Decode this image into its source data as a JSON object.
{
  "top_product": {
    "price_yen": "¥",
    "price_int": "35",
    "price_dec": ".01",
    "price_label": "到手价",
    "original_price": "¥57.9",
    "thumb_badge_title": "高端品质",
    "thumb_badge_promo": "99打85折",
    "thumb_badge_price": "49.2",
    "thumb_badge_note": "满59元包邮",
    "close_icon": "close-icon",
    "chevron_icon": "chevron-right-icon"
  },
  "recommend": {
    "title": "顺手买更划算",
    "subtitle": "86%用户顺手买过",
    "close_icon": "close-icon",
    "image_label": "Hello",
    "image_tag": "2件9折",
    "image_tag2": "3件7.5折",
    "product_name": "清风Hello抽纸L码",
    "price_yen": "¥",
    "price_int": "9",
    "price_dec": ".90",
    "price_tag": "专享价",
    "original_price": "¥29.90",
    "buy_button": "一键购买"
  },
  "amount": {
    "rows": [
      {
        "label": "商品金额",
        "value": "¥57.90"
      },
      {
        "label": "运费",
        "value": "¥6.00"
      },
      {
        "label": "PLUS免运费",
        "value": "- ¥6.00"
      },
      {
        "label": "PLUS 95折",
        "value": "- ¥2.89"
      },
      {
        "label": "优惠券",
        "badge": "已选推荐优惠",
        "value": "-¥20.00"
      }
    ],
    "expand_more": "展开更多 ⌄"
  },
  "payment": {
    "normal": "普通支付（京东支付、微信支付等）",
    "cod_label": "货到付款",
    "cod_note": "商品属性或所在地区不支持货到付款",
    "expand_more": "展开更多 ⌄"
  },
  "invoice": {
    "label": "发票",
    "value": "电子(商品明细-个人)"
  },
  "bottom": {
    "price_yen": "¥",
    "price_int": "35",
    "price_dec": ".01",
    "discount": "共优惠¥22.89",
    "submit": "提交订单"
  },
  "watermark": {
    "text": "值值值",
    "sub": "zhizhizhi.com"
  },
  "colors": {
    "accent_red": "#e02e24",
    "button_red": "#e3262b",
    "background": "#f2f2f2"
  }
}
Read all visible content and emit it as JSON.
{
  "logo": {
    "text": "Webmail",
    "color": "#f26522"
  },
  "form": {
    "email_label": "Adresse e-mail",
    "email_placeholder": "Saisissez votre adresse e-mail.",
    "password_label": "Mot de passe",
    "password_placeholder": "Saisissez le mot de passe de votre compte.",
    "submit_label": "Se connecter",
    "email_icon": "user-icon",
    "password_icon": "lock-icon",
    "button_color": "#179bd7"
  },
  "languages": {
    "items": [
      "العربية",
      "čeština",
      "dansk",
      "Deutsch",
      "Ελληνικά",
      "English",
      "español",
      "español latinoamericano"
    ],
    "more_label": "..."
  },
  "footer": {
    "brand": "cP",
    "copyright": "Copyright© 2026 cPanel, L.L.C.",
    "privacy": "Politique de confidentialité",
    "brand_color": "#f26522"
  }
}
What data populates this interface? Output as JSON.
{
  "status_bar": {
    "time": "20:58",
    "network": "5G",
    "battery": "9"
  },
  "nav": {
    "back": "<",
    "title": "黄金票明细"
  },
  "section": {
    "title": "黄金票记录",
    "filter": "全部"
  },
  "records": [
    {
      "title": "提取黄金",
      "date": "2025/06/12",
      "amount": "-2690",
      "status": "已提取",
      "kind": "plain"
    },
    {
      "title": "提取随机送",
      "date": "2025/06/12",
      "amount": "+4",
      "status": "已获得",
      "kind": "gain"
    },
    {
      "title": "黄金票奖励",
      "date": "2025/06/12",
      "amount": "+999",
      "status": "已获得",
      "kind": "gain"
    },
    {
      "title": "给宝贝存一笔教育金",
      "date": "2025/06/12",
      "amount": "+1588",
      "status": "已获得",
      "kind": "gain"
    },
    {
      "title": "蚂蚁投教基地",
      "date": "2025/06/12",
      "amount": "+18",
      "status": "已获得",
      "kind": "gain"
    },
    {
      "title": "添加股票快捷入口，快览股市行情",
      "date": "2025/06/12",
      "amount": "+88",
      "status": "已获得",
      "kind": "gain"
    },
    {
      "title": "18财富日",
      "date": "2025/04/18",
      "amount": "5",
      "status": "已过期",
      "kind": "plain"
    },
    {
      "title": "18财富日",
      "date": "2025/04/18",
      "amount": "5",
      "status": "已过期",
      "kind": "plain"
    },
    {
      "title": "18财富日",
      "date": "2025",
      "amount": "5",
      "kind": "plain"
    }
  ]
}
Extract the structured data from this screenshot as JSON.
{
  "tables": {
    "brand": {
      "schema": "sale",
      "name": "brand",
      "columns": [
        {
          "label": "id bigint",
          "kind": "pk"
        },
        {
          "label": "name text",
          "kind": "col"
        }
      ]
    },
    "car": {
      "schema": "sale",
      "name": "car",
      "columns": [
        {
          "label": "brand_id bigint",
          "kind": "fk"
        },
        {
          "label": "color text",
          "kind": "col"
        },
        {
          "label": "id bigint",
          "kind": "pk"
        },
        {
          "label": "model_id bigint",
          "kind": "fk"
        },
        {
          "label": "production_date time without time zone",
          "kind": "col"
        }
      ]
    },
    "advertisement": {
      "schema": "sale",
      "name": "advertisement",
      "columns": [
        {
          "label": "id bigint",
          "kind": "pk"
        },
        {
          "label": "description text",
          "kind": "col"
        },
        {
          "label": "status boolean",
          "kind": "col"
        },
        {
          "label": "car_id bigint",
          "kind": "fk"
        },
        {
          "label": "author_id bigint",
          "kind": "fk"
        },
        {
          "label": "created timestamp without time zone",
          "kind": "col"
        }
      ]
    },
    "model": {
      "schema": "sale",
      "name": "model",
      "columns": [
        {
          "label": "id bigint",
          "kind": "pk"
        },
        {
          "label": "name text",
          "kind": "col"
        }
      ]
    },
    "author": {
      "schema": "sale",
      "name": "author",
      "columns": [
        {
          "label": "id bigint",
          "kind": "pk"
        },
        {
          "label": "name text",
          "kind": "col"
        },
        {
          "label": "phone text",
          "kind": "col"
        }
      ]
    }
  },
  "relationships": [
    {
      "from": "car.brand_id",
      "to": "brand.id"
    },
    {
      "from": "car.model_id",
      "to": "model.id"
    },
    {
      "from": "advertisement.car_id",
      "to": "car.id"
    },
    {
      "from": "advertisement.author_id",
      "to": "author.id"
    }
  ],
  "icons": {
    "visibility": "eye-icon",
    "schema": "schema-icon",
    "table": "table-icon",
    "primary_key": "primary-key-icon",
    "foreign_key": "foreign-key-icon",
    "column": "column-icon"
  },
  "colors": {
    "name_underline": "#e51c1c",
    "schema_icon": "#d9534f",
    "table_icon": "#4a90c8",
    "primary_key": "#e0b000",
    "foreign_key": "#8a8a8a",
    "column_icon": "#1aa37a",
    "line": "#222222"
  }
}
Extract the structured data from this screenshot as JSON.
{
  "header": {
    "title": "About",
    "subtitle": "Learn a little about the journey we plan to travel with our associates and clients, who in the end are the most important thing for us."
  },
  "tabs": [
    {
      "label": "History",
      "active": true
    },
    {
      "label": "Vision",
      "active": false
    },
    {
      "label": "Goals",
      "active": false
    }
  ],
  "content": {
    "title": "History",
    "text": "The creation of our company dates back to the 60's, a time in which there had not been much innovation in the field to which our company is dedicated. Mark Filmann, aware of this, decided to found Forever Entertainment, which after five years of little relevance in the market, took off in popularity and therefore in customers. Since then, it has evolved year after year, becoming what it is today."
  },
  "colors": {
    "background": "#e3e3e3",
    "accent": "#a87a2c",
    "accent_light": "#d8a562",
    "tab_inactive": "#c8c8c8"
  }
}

- **What the task requires**
Extract the whole listing, character for character.

- **Exercise output**
Decode this image into its source data as a JSON object.
{
  "top_product": {
    "price_yen": "¥",
    "price_int": "35",
    "price_dec": ".01",
    "price_label": "到手价",
    "original_price": "¥57.9",
    "thumb_badge_title": "高端品质",
    "thumb_badge_promo": "99打85折",
    "thumb_badge_price": "49.2",
    "thumb_badge_note": "满59元包邮",
    "close_icon": "close-icon",
    "chevron_icon": "chevron-right-icon"
  },
  "recommend": {
    "title": "顺手买更划算",
    "subtitle": "86%用户顺手买过",
    "close_icon": "close-icon",
    "image_label": "Hello",
    "image_tag": "2件9折",
    "image_tag2": "3件7.5折",
    "product_name": "清风Hello抽纸L码",
    "price_yen": "¥",
    "price_int": "9",
    "price_dec": ".90",
    "price_tag": "专享价",
    "original_price": "¥29.90",
    "buy_button": "一键购买"
  },
  "amount": {
    "rows": [
      {
        "label": "商品金额",
        "value": "¥57.90"
      },
      {
        "label": "运费",
        "value": "¥6.00"
      },
      {
        "label": "PLUS免运费",
        "value": "- ¥6.00"
      },
      {
        "label": "PLUS 95折",
        "value": "- ¥2.89"
      },
      {
        "label": "优惠券",
        "badge": "已选推荐优惠",
        "value": "-¥20.00"
      }
    ],
    "expand_more": "展开更多 ⌄"
  },
  "payment": {
    "normal": "普通支付（京东支付、微信支付等）",
    "cod_label": "货到付款",
    "cod_note": "商品属性或所在地区不支持货到付款",
    "expand_more": "展开更多 ⌄"
  },
  "invoice": {
    "label": "发票",
    "value": "电子(商品明细-个人)"
  },
  "bottom": {
    "price_yen": "¥",
    "price_int": "35",
    "price_dec": ".01",
    "discount": "共优惠¥22.89",
    "submit": "提交订单"
  },
  "watermark": {
    "text": "值值值",
    "sub": "zhizhizhi.com"
  },
  "colors": {
    "accent_red": "#e02e24",
    "button_red": "#e3262b",
    "background": "#f2f2f2"
  }
}
Read all visible content and emit it as JSON.
{
  "logo": {
    "text": "Webmail",
    "color": "#f26522"
  },
  "form": {
    "email_label": "Adresse e-mail",
    "email_placeholder": "Saisissez votre adresse e-mail.",
    "password_label": "Mot de passe",
    "password_placeholder": "Saisissez le mot de passe de votre compte.",
    "submit_label": "Se connecter",
    "email_icon": "user-icon",
    "password_icon": "lock-icon",
    "button_color": "#179bd7"
  },
  "languages": {
    "items": [
      "العربية",
      "čeština",
      "dansk",
      "Deutsch",
      "Ελληνικά",
      "English",
      "español",
      "español latinoamericano"
    ],
    "more_label": "..."
  },
  "footer": {
    "brand": "cP",
    "copyright": "Copyright© 2026 cPanel, L.L.C.",
    "privacy": "Politique de confidentialité",
    "brand_color": "#f26522"
  }
}
What data populates this interface? Output as JSON.
{
  "status_bar": {
    "time": "20:58",
    "network": "5G",
    "battery": "9"
  },
  "nav": {
    "back": "<",
    "title": "黄金票明细"
  },
  "section": {
    "title": "黄金票记录",
    "filter": "全部"
  },
  "records": [
    {
      "title": "提取黄金",
      "date": "2025/06/12",
      "amount": "-2690",
      "status": "已提取",
      "kind": "plain"
    },
    {
      "title": "提取随机送",
      "date": "2025/06/12",
      "amount": "+4",
      "status": "已获得",
      "kind": "gain"
    },
    {
      "title": "黄金票奖励",
      "date": "2025/06/12",
      "amount": "+999",
      "status": "已获得",
      "kind": "gain"
    },
    {
      "title": "给宝贝存一笔教育金",
      "date": "2025/06/12",
      "amount": "+1588",
      "status": "已获得",
      "kind": "gain"
    },
    {
      "title": "蚂蚁投教基地",
      "date": "2025/06/12",
      "amount": "+18",
      "status": "已获得",
      "kind": "gain"
    },
    {
      "title": "添加股票快捷入口，快览股市行情",
      "date": "2025/06/12",
      "amount": "+88",
      "status": "已获得",
      "kind": "gain"
    },
    {
      "title": "18财富日",
      "date": "2025/04/18",
      "amount": "5",
      "status": "已过期",
      "kind": "plain"
    },
    {
      "title": "18财富日",
      "date": "2025/04/18",
      "amount": "5",
      "status": "已过期",
      "kind": "plain"
    },
    {
      "title": "18财富日",
      "date": "2025",
      "amount": "5",
      "kind": "plain"
    }
  ]
}
Extract the structured data from this screenshot as JSON.
{
  "tables": {
    "brand": {
      "schema": "sale",
      "name": "brand",
      "columns": [
        {
          "label": "id bigint",
          "kind": "pk"
        },
        {
          "label": "name text",
          "kind": "col"
        }
      ]
    },
    "car": {
      "schema": "sale",
      "name": "car",
      "columns": [
        {
          "label": "brand_id bigint",
          "kind": "fk"
        },
        {
          "label": "color text",
          "kind": "col"
        },
        {
          "label": "id bigint",
          "kind": "pk"
        },
        {
          "label": "model_id bigint",
          "kind": "fk"
        },
        {
          "label": "production_date time without time zone",
          "kind": "col"
        }
      ]
    },
    "advertisement": {
      "schema": "sale",
      "name": "advertisement",
      "columns": [
        {
          "label": "id bigint",
          "kind": "pk"
        },
        {
          "label": "description text",
          "kind": "col"
        },
        {
          "label": "status boolean",
          "kind": "col"
        },
        {
          "label": "car_id bigint",
          "kind": "fk"
        },
        {
          "label": "author_id bigint",
          "kind": "fk"
        },
        {
          "label": "created timestamp without time zone",
          "kind": "col"
        }
      ]
    },
    "model": {
      "schema": "sale",
      "name": "model",
      "columns": [
        {
          "label": "id bigint",
          "kind": "pk"
        },
        {
          "label": "name text",
          "kind": "col"
        }
      ]
    },
    "author": {
      "schema": "sale",
      "name": "author",
      "columns": [
        {
          "label": "id bigint",
          "kind": "pk"
        },
        {
          "label": "name text",
          "kind": "col"
        },
        {
          "label": "phone text",
          "kind": "col"
        }
      ]
    }
  },
  "relationships": [
    {
      "from": "car.brand_id",
      "to": "brand.id"
    },
    {
      "from": "car.model_id",
      "to": "model.id"
    },
    {
      "from": "advertisement.car_id",
      "to": "car.id"
    },
    {
      "from": "advertisement.author_id",
      "to": "author.id"
    }
  ],
  "icons": {
    "visibility": "eye-icon",
    "schema": "schema-icon",
    "table": "table-icon",
    "primary_key": "primary-key-icon",
    "foreign_key": "foreign-key-icon",
    "column": "column-icon"
  },
  "colors": {
    "name_underline": "#e51c1c",
    "schema_icon": "#d9534f",
    "table_icon": "#4a90c8",
    "primary_key": "#e0b000",
    "foreign_key": "#8a8a8a",
    "column_icon": "#1aa37a",
    "line": "#222222"
  }
}
Extract the structured data from this screenshot as JSON.
{
  "header": {
    "title": "About",
    "subtitle": "Learn a little about the journey we plan to travel with our associates and clients, who in the end are the most important thing for us."
  },
  "tabs": [
    {
      "label": "History",
      "active": true
    },
    {
      "label": "Vision",
      "active": false
    },
    {
      "label": "Goals",
      "active": false
    }
  ],
  "content": {
    "title": "History",
    "text": "The creation of our company dates back to the 60's, a time in which there had not been much innovation in the field to which our company is dedicated. Mark Filmann, aware of this, decided to found Forever Entertainment, which after five years of little relevance in the market, took off in popularity and therefore in customers. Since then, it has evolved year after year, becoming what it is today."
  },
  "colors": {
    "background": "#e3e3e3",
    "accent": "#a87a2c",
    "accent_light": "#d8a562",
    "tab_inactive": "#c8c8c8"
  }
}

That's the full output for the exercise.